--- MATERIALS PROVIDED ---

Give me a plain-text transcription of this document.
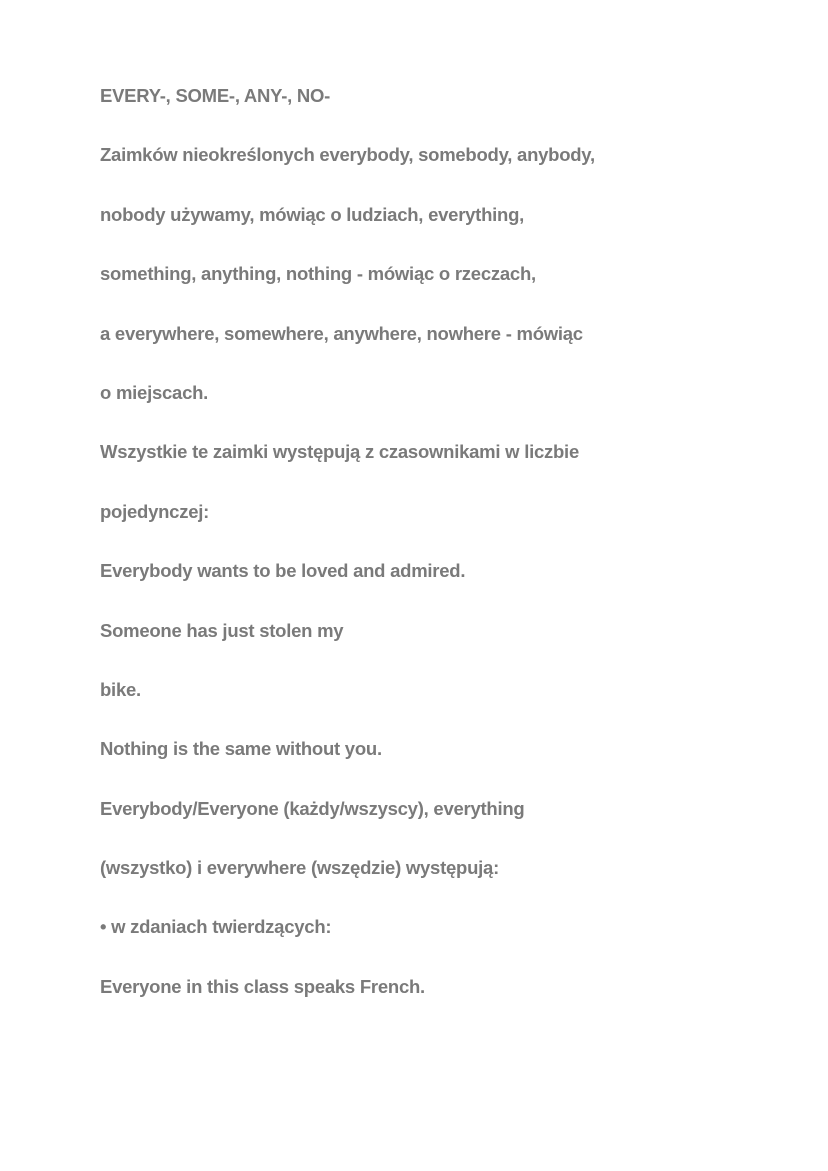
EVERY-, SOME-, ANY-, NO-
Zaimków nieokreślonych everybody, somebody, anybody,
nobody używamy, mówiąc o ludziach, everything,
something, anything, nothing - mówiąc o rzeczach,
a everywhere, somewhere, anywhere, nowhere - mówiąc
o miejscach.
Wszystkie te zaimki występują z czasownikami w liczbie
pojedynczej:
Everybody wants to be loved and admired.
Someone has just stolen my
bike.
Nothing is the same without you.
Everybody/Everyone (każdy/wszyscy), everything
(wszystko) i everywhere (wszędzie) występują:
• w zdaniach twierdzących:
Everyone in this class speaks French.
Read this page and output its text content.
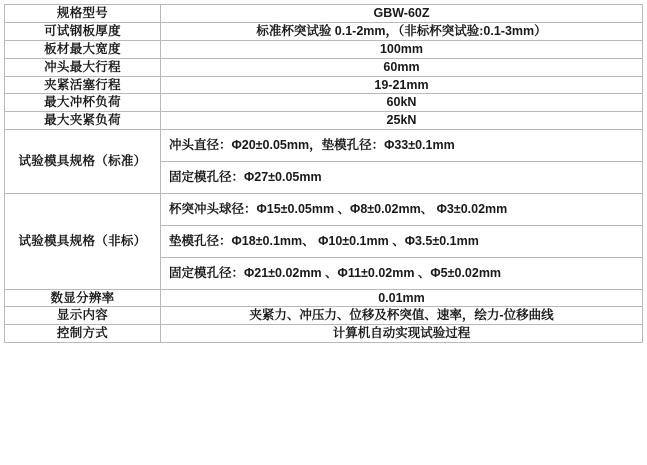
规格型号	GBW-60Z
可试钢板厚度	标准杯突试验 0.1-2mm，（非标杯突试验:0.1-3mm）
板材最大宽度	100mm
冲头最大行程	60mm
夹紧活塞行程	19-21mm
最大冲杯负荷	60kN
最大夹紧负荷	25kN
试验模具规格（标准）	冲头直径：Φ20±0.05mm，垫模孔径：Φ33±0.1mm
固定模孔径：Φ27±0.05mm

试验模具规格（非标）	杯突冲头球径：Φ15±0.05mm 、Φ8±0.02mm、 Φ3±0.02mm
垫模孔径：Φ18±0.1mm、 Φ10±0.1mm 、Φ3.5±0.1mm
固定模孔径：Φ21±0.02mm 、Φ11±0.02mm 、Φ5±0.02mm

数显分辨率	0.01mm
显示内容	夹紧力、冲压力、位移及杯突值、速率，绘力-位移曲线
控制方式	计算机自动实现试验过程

---

### PROBLEM REQUIREMENTS
Go through the material above and print all of it exactly, except the pictures.

### RIGHT ANSWER
Give me a plain-text transcription of this document.
EVERY-, SOME-, ANY-, NO-
Zaimków nieokreślonych everybody, somebody, anybody,
nobody używamy, mówiąc o ludziach, everything,
something, anything, nothing - mówiąc o rzeczach,
a everywhere, somewhere, anywhere, nowhere - mówiąc
o miejscach.
Wszystkie te zaimki występują z czasownikami w liczbie
pojedynczej:
Everybody wants to be loved and admired.
Someone has just stolen my
bike.
Nothing is the same without you.
Everybody/Everyone (każdy/wszyscy), everything
(wszystko) i everywhere (wszędzie) występują:
• w zdaniach twierdzących:
Everyone in this class speaks French.
Read this page and output its text content.
规格型号	GBW-60Z
可试钢板厚度	标准杯突试验 0.1-2mm，（非标杯突试验:0.1-3mm）
板材最大宽度	100mm
冲头最大行程	60mm
夹紧活塞行程	19-21mm
最大冲杯负荷	60kN
最大夹紧负荷	25kN
试验模具规格（标准）	冲头直径：Φ20±0.05mm，垫模孔径：Φ33±0.1mm
固定模孔径：Φ27±0.05mm

试验模具规格（非标）	杯突冲头球径：Φ15±0.05mm 、Φ8±0.02mm、 Φ3±0.02mm
垫模孔径：Φ18±0.1mm、 Φ10±0.1mm 、Φ3.5±0.1mm
固定模孔径：Φ21±0.02mm 、Φ11±0.02mm 、Φ5±0.02mm

数显分辨率	0.01mm
显示内容	夹紧力、冲压力、位移及杯突值、速率，绘力-位移曲线
控制方式	计算机自动实现试验过程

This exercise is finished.